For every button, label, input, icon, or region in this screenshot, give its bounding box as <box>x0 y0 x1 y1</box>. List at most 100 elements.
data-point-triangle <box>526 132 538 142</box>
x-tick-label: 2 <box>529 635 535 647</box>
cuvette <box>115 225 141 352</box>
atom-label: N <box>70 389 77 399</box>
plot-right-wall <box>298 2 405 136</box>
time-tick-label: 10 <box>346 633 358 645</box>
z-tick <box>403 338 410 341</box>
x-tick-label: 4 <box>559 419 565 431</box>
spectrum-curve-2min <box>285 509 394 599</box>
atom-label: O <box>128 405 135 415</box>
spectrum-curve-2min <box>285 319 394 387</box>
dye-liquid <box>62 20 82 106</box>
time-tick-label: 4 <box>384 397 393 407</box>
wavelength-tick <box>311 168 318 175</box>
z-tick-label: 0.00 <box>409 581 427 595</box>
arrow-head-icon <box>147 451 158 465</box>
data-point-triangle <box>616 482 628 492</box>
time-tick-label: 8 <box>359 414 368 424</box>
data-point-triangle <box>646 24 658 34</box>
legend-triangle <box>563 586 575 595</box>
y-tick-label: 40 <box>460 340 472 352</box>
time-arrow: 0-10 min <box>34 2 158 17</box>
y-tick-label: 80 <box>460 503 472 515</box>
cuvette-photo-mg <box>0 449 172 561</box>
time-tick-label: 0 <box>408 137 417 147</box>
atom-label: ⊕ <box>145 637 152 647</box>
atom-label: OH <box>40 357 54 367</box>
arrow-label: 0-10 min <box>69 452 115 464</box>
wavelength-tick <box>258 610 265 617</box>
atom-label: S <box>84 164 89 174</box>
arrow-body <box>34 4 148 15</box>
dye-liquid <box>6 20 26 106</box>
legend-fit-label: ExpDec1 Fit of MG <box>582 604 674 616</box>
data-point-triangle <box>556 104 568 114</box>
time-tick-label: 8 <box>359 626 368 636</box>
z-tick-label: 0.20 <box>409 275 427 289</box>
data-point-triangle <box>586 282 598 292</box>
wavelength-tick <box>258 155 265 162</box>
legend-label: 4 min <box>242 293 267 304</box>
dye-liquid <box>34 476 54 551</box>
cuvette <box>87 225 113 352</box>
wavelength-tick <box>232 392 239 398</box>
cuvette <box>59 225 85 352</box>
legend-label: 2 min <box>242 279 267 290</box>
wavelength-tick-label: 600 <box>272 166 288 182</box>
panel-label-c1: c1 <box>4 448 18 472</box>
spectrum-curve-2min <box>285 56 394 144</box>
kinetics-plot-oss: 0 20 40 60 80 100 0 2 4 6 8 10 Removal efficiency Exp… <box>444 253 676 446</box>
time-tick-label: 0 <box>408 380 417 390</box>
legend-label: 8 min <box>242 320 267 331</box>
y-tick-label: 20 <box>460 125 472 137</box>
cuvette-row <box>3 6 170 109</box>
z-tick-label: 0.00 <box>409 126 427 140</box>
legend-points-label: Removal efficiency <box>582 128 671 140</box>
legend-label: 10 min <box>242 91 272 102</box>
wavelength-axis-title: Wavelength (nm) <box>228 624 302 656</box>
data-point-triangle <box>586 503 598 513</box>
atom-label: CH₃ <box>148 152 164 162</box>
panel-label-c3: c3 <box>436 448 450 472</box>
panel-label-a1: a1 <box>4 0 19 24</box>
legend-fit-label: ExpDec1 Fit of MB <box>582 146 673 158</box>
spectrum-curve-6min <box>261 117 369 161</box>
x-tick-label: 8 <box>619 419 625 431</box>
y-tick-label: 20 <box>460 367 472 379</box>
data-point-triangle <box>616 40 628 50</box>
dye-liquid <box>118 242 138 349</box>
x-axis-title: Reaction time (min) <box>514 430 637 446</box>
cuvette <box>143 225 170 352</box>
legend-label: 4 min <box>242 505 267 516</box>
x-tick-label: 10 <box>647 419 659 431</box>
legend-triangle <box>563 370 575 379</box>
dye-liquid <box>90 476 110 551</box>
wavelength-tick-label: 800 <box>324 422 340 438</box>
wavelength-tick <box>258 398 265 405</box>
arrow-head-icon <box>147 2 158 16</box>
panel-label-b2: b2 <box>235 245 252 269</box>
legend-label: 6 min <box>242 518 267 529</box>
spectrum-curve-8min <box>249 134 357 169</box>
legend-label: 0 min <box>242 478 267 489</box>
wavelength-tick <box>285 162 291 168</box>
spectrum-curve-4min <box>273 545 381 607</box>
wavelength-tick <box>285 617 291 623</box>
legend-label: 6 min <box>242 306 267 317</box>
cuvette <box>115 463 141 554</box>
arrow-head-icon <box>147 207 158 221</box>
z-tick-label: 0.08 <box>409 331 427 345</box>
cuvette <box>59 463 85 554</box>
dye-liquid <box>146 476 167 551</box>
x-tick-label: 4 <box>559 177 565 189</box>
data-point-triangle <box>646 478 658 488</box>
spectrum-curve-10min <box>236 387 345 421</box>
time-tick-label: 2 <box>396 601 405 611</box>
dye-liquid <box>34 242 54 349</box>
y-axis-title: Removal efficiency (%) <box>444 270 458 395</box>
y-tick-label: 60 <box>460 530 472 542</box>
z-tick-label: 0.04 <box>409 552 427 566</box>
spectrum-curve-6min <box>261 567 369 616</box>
=-=-=-=-=
Request
Copy out the material above line for line, with nothing added, dropped, or changed.

Response to the task
For every button, label, input, icon, or region in this screenshot, give its bounding box as <box>x0 y0 x1 y1</box>. List at most 100 elements.
data-point-triangle <box>526 132 538 142</box>
x-tick-label: 2 <box>529 635 535 647</box>
cuvette <box>115 225 141 352</box>
atom-label: N <box>70 389 77 399</box>
plot-right-wall <box>298 2 405 136</box>
time-tick-label: 10 <box>346 633 358 645</box>
z-tick <box>403 338 410 341</box>
x-tick-label: 4 <box>559 419 565 431</box>
spectrum-curve-2min <box>285 509 394 599</box>
atom-label: O <box>128 405 135 415</box>
spectrum-curve-2min <box>285 319 394 387</box>
dye-liquid <box>62 20 82 106</box>
time-tick-label: 4 <box>384 397 393 407</box>
wavelength-tick <box>311 168 318 175</box>
z-tick-label: 0.00 <box>409 581 427 595</box>
arrow-head-icon <box>147 451 158 465</box>
data-point-triangle <box>616 482 628 492</box>
time-tick-label: 8 <box>359 414 368 424</box>
data-point-triangle <box>646 24 658 34</box>
legend-triangle <box>563 586 575 595</box>
y-tick-label: 40 <box>460 340 472 352</box>
time-arrow: 0-10 min <box>34 2 158 17</box>
y-tick-label: 80 <box>460 503 472 515</box>
cuvette-photo-mg <box>0 449 172 561</box>
time-tick-label: 0 <box>408 137 417 147</box>
atom-label: ⊕ <box>145 637 152 647</box>
atom-label: OH <box>40 357 54 367</box>
arrow-label: 0-10 min <box>69 452 115 464</box>
wavelength-tick <box>258 610 265 617</box>
atom-label: S <box>84 164 89 174</box>
arrow-body <box>34 4 148 15</box>
dye-liquid <box>6 20 26 106</box>
legend-fit-label: ExpDec1 Fit of MG <box>582 604 674 616</box>
data-point-triangle <box>556 104 568 114</box>
time-tick-label: 8 <box>359 626 368 636</box>
z-tick-label: 0.20 <box>409 275 427 289</box>
data-point-triangle <box>586 282 598 292</box>
wavelength-tick <box>258 155 265 162</box>
legend-label: 4 min <box>242 293 267 304</box>
dye-liquid <box>34 476 54 551</box>
cuvette <box>87 225 113 352</box>
wavelength-tick <box>232 392 239 398</box>
cuvette <box>59 225 85 352</box>
legend-label: 2 min <box>242 279 267 290</box>
wavelength-tick-label: 600 <box>272 166 288 182</box>
panel-label-c1: c1 <box>4 448 18 472</box>
spectrum-curve-2min <box>285 56 394 144</box>
kinetics-plot-oss: 0 20 40 60 80 100 0 2 4 6 8 10 Removal efficiency Exp… <box>444 253 676 446</box>
time-tick-label: 0 <box>408 380 417 390</box>
legend-label: 8 min <box>242 320 267 331</box>
y-tick-label: 20 <box>460 125 472 137</box>
cuvette-row <box>3 6 170 109</box>
z-tick-label: 0.00 <box>409 126 427 140</box>
legend-points-label: Removal efficiency <box>582 128 671 140</box>
legend-label: 10 min <box>242 91 272 102</box>
wavelength-axis-title: Wavelength (nm) <box>228 624 302 656</box>
data-point-triangle <box>586 503 598 513</box>
atom-label: CH₃ <box>148 152 164 162</box>
panel-label-c3: c3 <box>436 448 450 472</box>
panel-label-a1: a1 <box>4 0 19 24</box>
legend-fit-label: ExpDec1 Fit of MB <box>582 146 673 158</box>
spectrum-curve-6min <box>261 117 369 161</box>
x-tick-label: 8 <box>619 419 625 431</box>
y-tick-label: 20 <box>460 367 472 379</box>
data-point-triangle <box>616 40 628 50</box>
dye-liquid <box>118 242 138 349</box>
x-axis-title: Reaction time (min) <box>514 430 637 446</box>
cuvette <box>143 225 170 352</box>
legend-label: 4 min <box>242 505 267 516</box>
x-tick-label: 10 <box>647 419 659 431</box>
legend-triangle <box>563 370 575 379</box>
dye-liquid <box>90 476 110 551</box>
wavelength-tick-label: 800 <box>324 422 340 438</box>
wavelength-tick <box>258 398 265 405</box>
arrow-head-icon <box>147 2 158 16</box>
panel-label-b2: b2 <box>235 245 252 269</box>
legend-label: 6 min <box>242 518 267 529</box>
spectrum-curve-8min <box>249 134 357 169</box>
legend-label: 0 min <box>242 478 267 489</box>
wavelength-tick <box>285 162 291 168</box>
spectrum-curve-4min <box>273 545 381 607</box>
wavelength-tick <box>285 617 291 623</box>
legend-label: 6 min <box>242 306 267 317</box>
cuvette <box>115 463 141 554</box>
arrow-head-icon <box>147 207 158 221</box>
z-tick-label: 0.08 <box>409 331 427 345</box>
cuvette <box>59 463 85 554</box>
dye-liquid <box>146 476 167 551</box>
x-tick-label: 4 <box>559 177 565 189</box>
data-point-triangle <box>646 478 658 488</box>
spectrum-curve-10min <box>236 387 345 421</box>
time-tick-label: 2 <box>396 601 405 611</box>
dye-liquid <box>34 242 54 349</box>
y-axis-title: Removal efficiency (%) <box>444 270 458 395</box>
y-tick-label: 60 <box>460 530 472 542</box>
z-tick-label: 0.04 <box>409 552 427 566</box>
spectrum-curve-6min <box>261 567 369 616</box>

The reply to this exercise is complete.